— Aim of the exercise —
Please report every line from the material that contains the word "title".

Entries from a dataset:
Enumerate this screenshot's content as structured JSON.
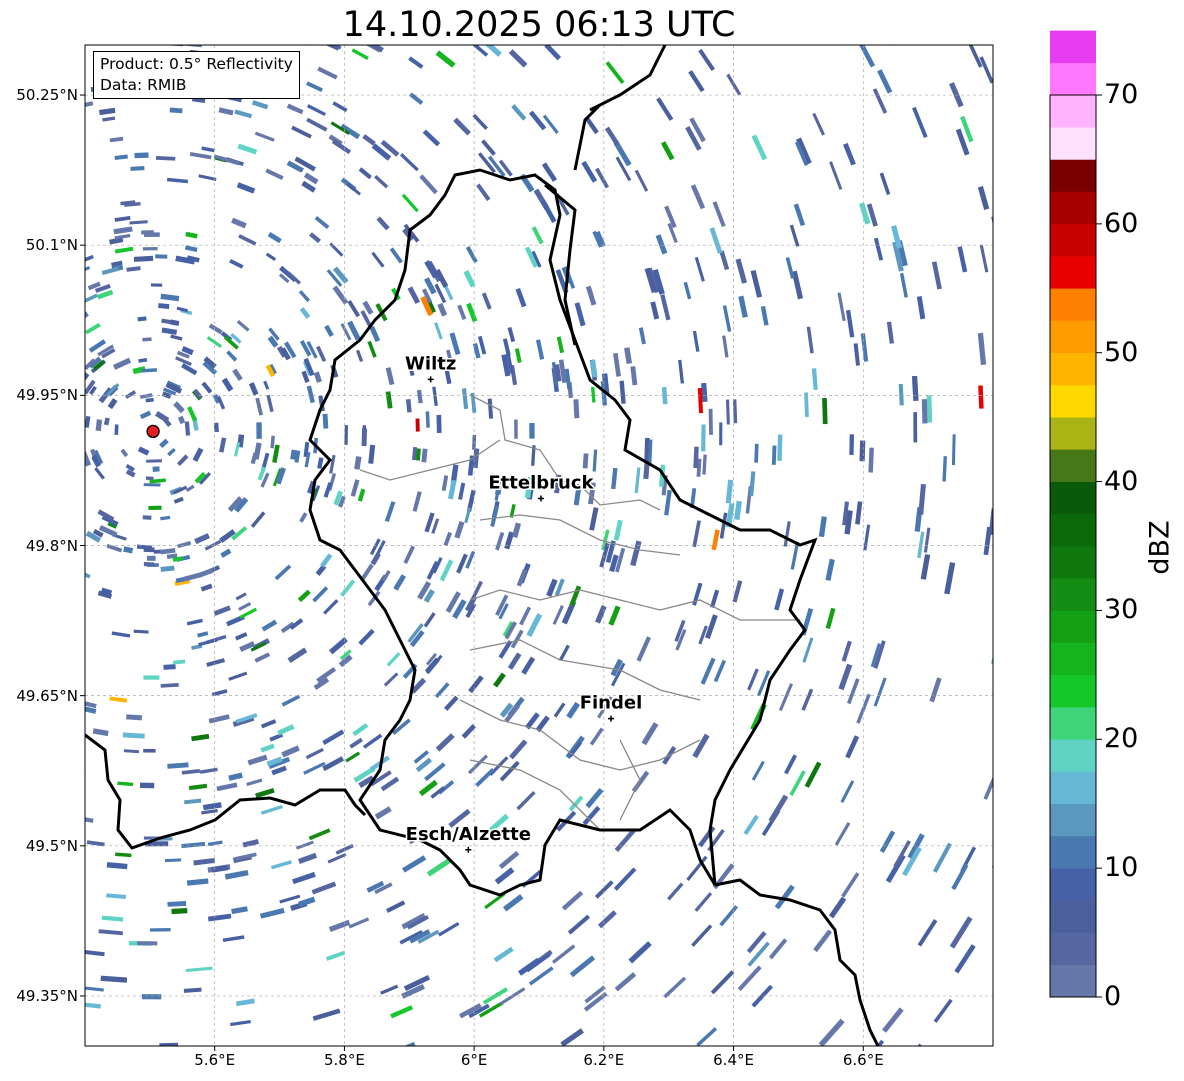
{
  "title": "14.10.2025 06:13 UTC",
  "info_box": {
    "product": "Product: 0.5° Reflectivity",
    "data": "Data: RMIB"
  },
  "map": {
    "lat_labels": [
      "50.25°N",
      "50.1°N",
      "49.95°N",
      "49.8°N",
      "49.65°N",
      "49.5°N",
      "49.35°N"
    ],
    "lon_labels": [
      "5.6°E",
      "5.8°E",
      "6°E",
      "6.2°E",
      "6.4°E",
      "6.6°E"
    ],
    "lat_values": [
      50.25,
      50.1,
      49.95,
      49.8,
      49.65,
      49.5,
      49.35
    ],
    "lon_values": [
      5.6,
      5.8,
      6.0,
      6.2,
      6.4,
      6.6
    ],
    "extent": {
      "lon_min": 5.4,
      "lon_max": 6.8,
      "lat_min": 49.3,
      "lat_max": 50.3
    },
    "radar_site": {
      "lon": 5.505,
      "lat": 49.914
    },
    "cities": [
      {
        "name": "Wiltz",
        "lon": 5.933,
        "lat": 49.966
      },
      {
        "name": "Ettelbruck",
        "lon": 6.103,
        "lat": 49.847
      },
      {
        "name": "Findel",
        "lon": 6.211,
        "lat": 49.627
      },
      {
        "name": "Esch/Alzette",
        "lon": 5.991,
        "lat": 49.496
      }
    ]
  },
  "colorbar": {
    "label": "dBZ",
    "tick_labels": [
      "0",
      "10",
      "20",
      "30",
      "40",
      "50",
      "60",
      "70"
    ],
    "tick_values": [
      0,
      10,
      20,
      30,
      40,
      50,
      60,
      70
    ],
    "range": [
      0,
      70
    ],
    "step": 2.5,
    "colors": [
      "#6677aa",
      "#5566a0",
      "#4a5f9c",
      "#4661a6",
      "#4a78b0",
      "#5a98c0",
      "#66b8d6",
      "#5fd4c4",
      "#3ed47a",
      "#14c82a",
      "#14b41e",
      "#14a014",
      "#148c14",
      "#0e780e",
      "#0a6a0a",
      "#0a5a0a",
      "#467818",
      "#aab414",
      "#ffd800",
      "#ffb400",
      "#ff9c00",
      "#ff8000",
      "#e80000",
      "#c80000",
      "#a80000",
      "#7a0000",
      "#ffe0ff",
      "#ffb4ff",
      "#ff78ff",
      "#e83cf0"
    ]
  },
  "chart_data": {
    "type": "heatmap",
    "title": "14.10.2025 06:13 UTC",
    "product": "0.5° Reflectivity",
    "source": "RMIB",
    "colorbar_label": "dBZ",
    "value_range": [
      0,
      70
    ],
    "xlim": [
      5.4,
      6.8
    ],
    "ylim": [
      49.3,
      50.3
    ]
  }
}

— Solution to this exercise —
  "title": "14.10.2025 06:13 UTC",
    "title": "14.10.2025 06:13 UTC",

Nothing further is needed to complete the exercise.